**MATERIAL SHOWN**
==*==

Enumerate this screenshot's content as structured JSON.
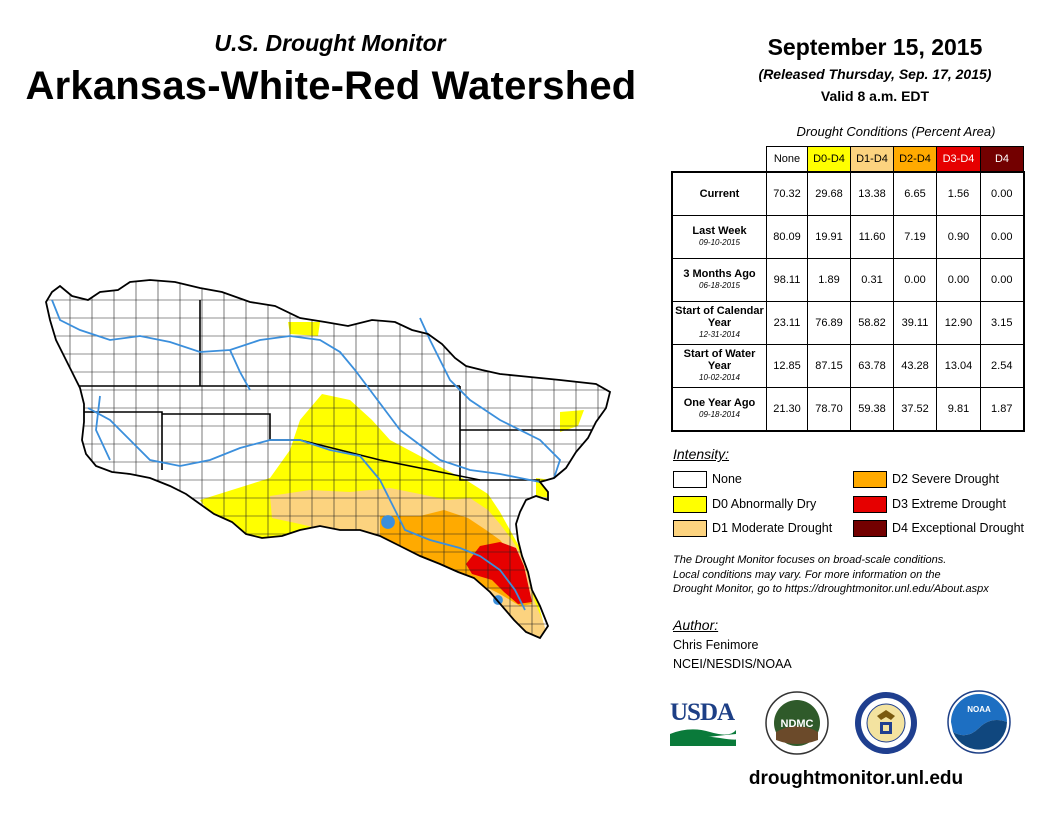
{
  "header": {
    "subtitle": "U.S. Drought Monitor",
    "title": "Arkansas-White-Red Watershed",
    "date": "September 15, 2015",
    "released": "(Released Thursday, Sep. 17, 2015)",
    "valid": "Valid 8 a.m. EDT"
  },
  "table": {
    "caption": "Drought Conditions (Percent Area)",
    "columns": [
      {
        "label": "None",
        "color": "#ffffff",
        "text_color": "#000000"
      },
      {
        "label": "D0-D4",
        "color": "#ffff00",
        "text_color": "#000000"
      },
      {
        "label": "D1-D4",
        "color": "#fcd37f",
        "text_color": "#000000"
      },
      {
        "label": "D2-D4",
        "color": "#ffaa00",
        "text_color": "#000000"
      },
      {
        "label": "D3-D4",
        "color": "#e60000",
        "text_color": "#ffffff"
      },
      {
        "label": "D4",
        "color": "#730000",
        "text_color": "#ffffff"
      }
    ],
    "rows": [
      {
        "label": "Current",
        "sublabel": "",
        "values": [
          "70.32",
          "29.68",
          "13.38",
          "6.65",
          "1.56",
          "0.00"
        ]
      },
      {
        "label": "Last Week",
        "sublabel": "09-10-2015",
        "values": [
          "80.09",
          "19.91",
          "11.60",
          "7.19",
          "0.90",
          "0.00"
        ]
      },
      {
        "label": "3 Months Ago",
        "sublabel": "06-18-2015",
        "values": [
          "98.11",
          "1.89",
          "0.31",
          "0.00",
          "0.00",
          "0.00"
        ]
      },
      {
        "label": "Start of Calendar Year",
        "sublabel": "12-31-2014",
        "values": [
          "23.11",
          "76.89",
          "58.82",
          "39.11",
          "12.90",
          "3.15"
        ]
      },
      {
        "label": "Start of Water Year",
        "sublabel": "10-02-2014",
        "values": [
          "12.85",
          "87.15",
          "63.78",
          "43.28",
          "13.04",
          "2.54"
        ]
      },
      {
        "label": "One Year Ago",
        "sublabel": "09-18-2014",
        "values": [
          "21.30",
          "78.70",
          "59.38",
          "37.52",
          "9.81",
          "1.87"
        ]
      }
    ]
  },
  "legend": {
    "title": "Intensity:",
    "items": [
      {
        "label": "None",
        "color": "#ffffff"
      },
      {
        "label": "D0 Abnormally Dry",
        "color": "#ffff00"
      },
      {
        "label": "D1 Moderate Drought",
        "color": "#fcd37f"
      },
      {
        "label": "D2 Severe Drought",
        "color": "#ffaa00"
      },
      {
        "label": "D3 Extreme Drought",
        "color": "#e60000"
      },
      {
        "label": "D4 Exceptional Drought",
        "color": "#730000"
      }
    ]
  },
  "note": {
    "line1": "The Drought Monitor focuses on broad-scale conditions.",
    "line2": "Local conditions may vary. For more information on the",
    "line3": "Drought Monitor, go to https://droughtmonitor.unl.edu/About.aspx"
  },
  "author": {
    "title": "Author:",
    "name": "Chris Fenimore",
    "org": "NCEI/NESDIS/NOAA"
  },
  "logos": {
    "usda": "USDA",
    "ndmc": "NDMC",
    "noaa": "NOAA"
  },
  "footer": {
    "url": "droughtmonitor.unl.edu"
  },
  "map": {
    "river_color": "#3b8fdc",
    "border_color": "#222222"
  }
}
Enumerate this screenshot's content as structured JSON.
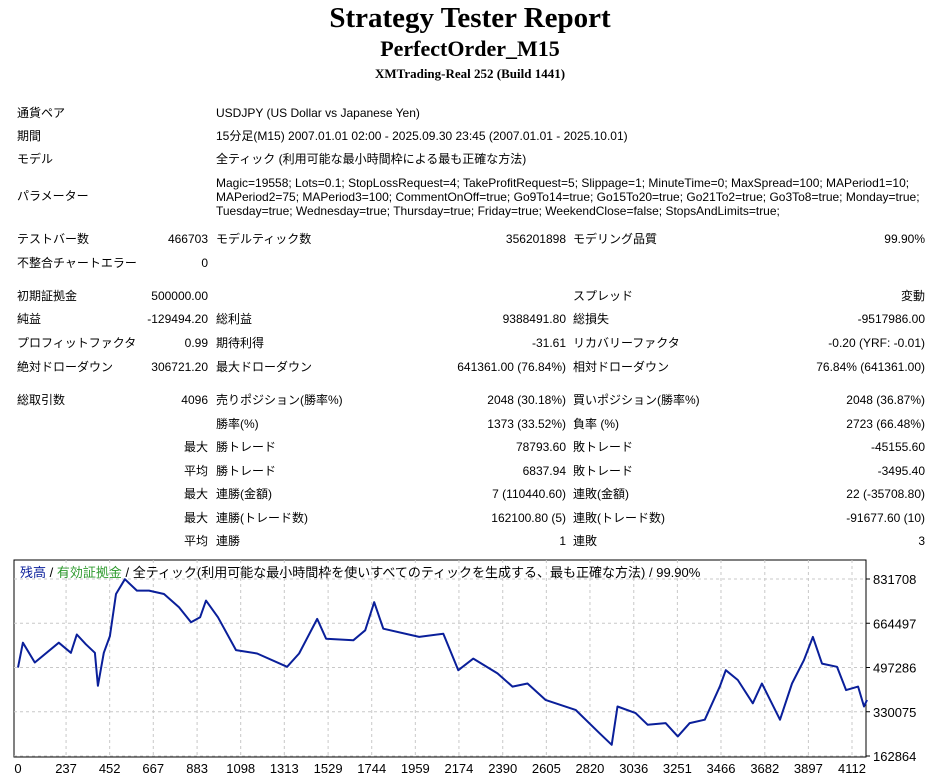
{
  "header": {
    "title": "Strategy Tester Report",
    "expert": "PerfectOrder_M15",
    "server": "XMTrading-Real 252 (Build 1441)"
  },
  "info": {
    "symbol_label": "通貨ペア",
    "symbol": "USDJPY (US Dollar vs Japanese Yen)",
    "period_label": "期間",
    "period": "15分足(M15) 2007.01.01 02:00 - 2025.09.30 23:45 (2007.01.01 - 2025.10.01)",
    "model_label": "モデル",
    "model": "全ティック (利用可能な最小時間枠による最も正確な方法)",
    "params_label": "パラメーター",
    "params": [
      "Magic=19558; Lots=0.1; StopLossRequest=4; TakeProfitRequest=5; Slippage=1; MinuteTime=0; MaxSpread=100; MAPeriod1=10;",
      "MAPeriod2=75; MAPeriod3=100; CommentOnOff=true; Go9To14=true; Go15To20=true; Go21To2=true; Go3To8=true; Monday=true;",
      "Tuesday=true; Wednesday=true; Thursday=true; Friday=true; WeekendClose=false; StopsAndLimits=true;"
    ]
  },
  "rows": [
    [
      "テストバー数",
      "466703",
      "モデルティック数",
      "356201898",
      "モデリング品質",
      "99.90%"
    ],
    [
      "不整合チャートエラー",
      "0",
      "",
      "",
      "",
      ""
    ],
    [
      "初期証拠金",
      "500000.00",
      "",
      "",
      "スプレッド",
      "変動"
    ],
    [
      "純益",
      "-129494.20",
      "総利益",
      "9388491.80",
      "総損失",
      "-9517986.00"
    ],
    [
      "プロフィットファクタ",
      "0.99",
      "期待利得",
      "-31.61",
      "リカバリーファクタ",
      "-0.20 (YRF: -0.01)"
    ],
    [
      "絶対ドローダウン",
      "306721.20",
      "最大ドローダウン",
      "641361.00 (76.84%)",
      "相対ドローダウン",
      "76.84% (641361.00)"
    ],
    [
      "総取引数",
      "4096",
      "売りポジション(勝率%)",
      "2048 (30.18%)",
      "買いポジション(勝率%)",
      "2048 (36.87%)"
    ],
    [
      "",
      "",
      "勝率(%)",
      "1373 (33.52%)",
      "負率 (%)",
      "2723 (66.48%)"
    ],
    [
      "",
      "最大",
      "勝トレード",
      "78793.60",
      "敗トレード",
      "-45155.60"
    ],
    [
      "",
      "平均",
      "勝トレード",
      "6837.94",
      "敗トレード",
      "-3495.40"
    ],
    [
      "",
      "最大",
      "連勝(金額)",
      "7 (110440.60)",
      "連敗(金額)",
      "22 (-35708.80)"
    ],
    [
      "",
      "最大",
      "連勝(トレード数)",
      "162100.80 (5)",
      "連敗(トレード数)",
      "-91677.60 (10)"
    ],
    [
      "",
      "平均",
      "連勝",
      "1",
      "連敗",
      "3"
    ]
  ],
  "chart_data": {
    "type": "line",
    "legend": {
      "balance": "残高",
      "sep": " / ",
      "equity": "有効証拠金",
      "rest": " / 全ティック(利用可能な最小時間枠を使いすべてのティックを生成する、最も正確な方法) / 99.90%"
    },
    "colors": {
      "line": "#0a1f9a",
      "balance_label": "#0a1f9a",
      "equity_label": "#2e9a2e",
      "grid": "#c8c8c8"
    },
    "xticks": [
      0,
      237,
      452,
      667,
      883,
      1098,
      1313,
      1529,
      1744,
      1959,
      2174,
      2390,
      2605,
      2820,
      3036,
      3251,
      3466,
      3682,
      3897,
      4112
    ],
    "yticks": [
      831708,
      664497,
      497286,
      330075,
      162864
    ],
    "xlim": [
      0,
      4112
    ],
    "ylim": [
      162864,
      831708
    ],
    "x": [
      0,
      24,
      83,
      201,
      261,
      290,
      335,
      379,
      394,
      423,
      453,
      483,
      527,
      586,
      646,
      720,
      794,
      853,
      898,
      927,
      986,
      1075,
      1179,
      1327,
      1386,
      1475,
      1519,
      1653,
      1712,
      1756,
      1801,
      1978,
      2097,
      2171,
      2245,
      2364,
      2438,
      2512,
      2601,
      2749,
      2867,
      2927,
      2956,
      3045,
      3104,
      3193,
      3253,
      3312,
      3386,
      3460,
      3490,
      3549,
      3623,
      3668,
      3757,
      3816,
      3875,
      3919,
      3964,
      4038,
      4083,
      4142,
      4171,
      4186
    ],
    "y": [
      497000,
      591000,
      516000,
      591000,
      553000,
      622000,
      585000,
      553000,
      428000,
      553000,
      616000,
      775000,
      831000,
      788000,
      788000,
      775000,
      725000,
      668000,
      687000,
      750000,
      687000,
      563000,
      550000,
      500000,
      550000,
      681000,
      606000,
      600000,
      638000,
      744000,
      644000,
      613000,
      625000,
      487000,
      531000,
      475000,
      425000,
      437000,
      375000,
      337000,
      249000,
      205000,
      350000,
      325000,
      281000,
      287000,
      237000,
      287000,
      300000,
      425000,
      487000,
      450000,
      362000,
      437000,
      300000,
      437000,
      525000,
      613000,
      512000,
      500000,
      412000,
      425000,
      350000,
      375000
    ]
  }
}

==*==

**TASK PROMPT**
Search the records above for the string "ffffff". Copy every line that contains it.

**REPLY TO THE EXERCISE**
        "color": "#ffffff",
        "text_color": "#ffffff"
        "text_color": "#ffffff"
        "color": "#ffffff"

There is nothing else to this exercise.